=== Supplied passage ===
+--

David Bull and Dan Ascher

 

Swiss Re is in talks with Berkshire Hathaway as part of a $1bn+ internal restructure of its legacy business that will put important new regulations for run-off books in the US to the test, The Insurance Insider can reveal.

 

If the transaction goes ahead it could pave the way for the two industry titans to collaborate on future deals enabled by the new Rhode Island legislation, carving up legacy books between themselves.

 

Sources said that Swiss Re is considering using the new rules - which are expected to be a boon for the $100bn US legacy market - to divest itself of the $1bn portfolio, freeing up capital.

 

The pioneering transaction would see Swiss Re transfer those liabilities into a separately capitalised cell company in Rhode Island, for which it would then write the retro programme in conjunction with Berkshire.

+--

=== Data ===
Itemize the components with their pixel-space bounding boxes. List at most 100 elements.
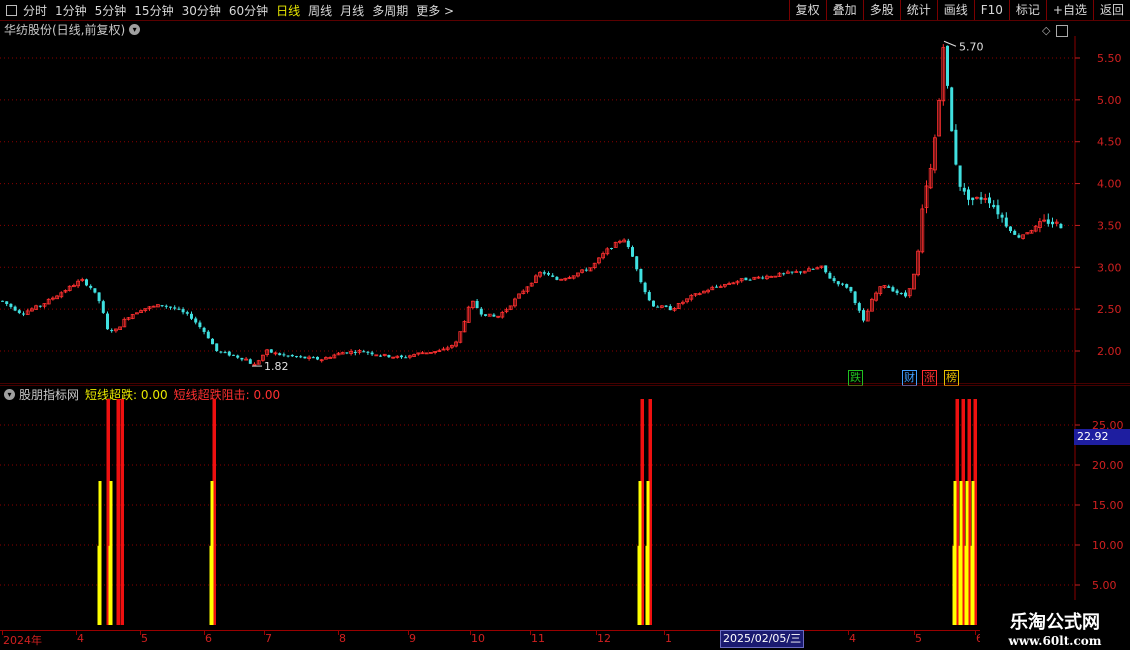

+--

=== Tasks for this exercise ===
a. Extract the passage of the Swiss Re article verbatim, from "David Bull and" to "books between themselves.".
b. What size does the Swiss Re article give for the US legacy market?
The material shown above is separate from the Swiss Re article.

=== Results of the exercise ===
a.
David Bull and Dan Ascher

 

Swiss Re is in talks with Berkshire Hathaway as part of a $1bn+ internal restructure of its legacy business that will put important new regulations for run-off books in the US to the test, The Insurance Insider can reveal.

 

If the transaction goes ahead it could pave the way for the two industry titans to collaborate on future deals enabled by the new Rhode Island legislation, carving up legacy books between themselves.

b. $100bn